Exercise: Scan the data for "cualquier" and copy the lines it appears in.

──────── Supplied material ────────

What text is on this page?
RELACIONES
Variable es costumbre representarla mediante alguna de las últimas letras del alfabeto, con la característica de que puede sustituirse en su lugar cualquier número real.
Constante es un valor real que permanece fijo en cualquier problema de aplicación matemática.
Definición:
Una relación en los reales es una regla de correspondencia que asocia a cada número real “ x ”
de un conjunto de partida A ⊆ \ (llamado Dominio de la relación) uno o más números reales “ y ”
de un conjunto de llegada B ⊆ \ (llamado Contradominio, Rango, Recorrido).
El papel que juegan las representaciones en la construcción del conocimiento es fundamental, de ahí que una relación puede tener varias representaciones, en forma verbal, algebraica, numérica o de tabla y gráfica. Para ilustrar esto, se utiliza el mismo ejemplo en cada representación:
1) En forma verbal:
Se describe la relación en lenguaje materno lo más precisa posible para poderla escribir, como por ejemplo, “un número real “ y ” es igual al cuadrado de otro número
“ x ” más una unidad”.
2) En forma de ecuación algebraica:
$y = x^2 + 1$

────────

The reply:
Variable es costumbre representarla mediante alguna de las últimas letras del alfabeto, con la característica de que puede sustituirse en su lugar cualquier número real.
Constante es un valor real que permanece fijo en cualquier problema de aplicación matemática.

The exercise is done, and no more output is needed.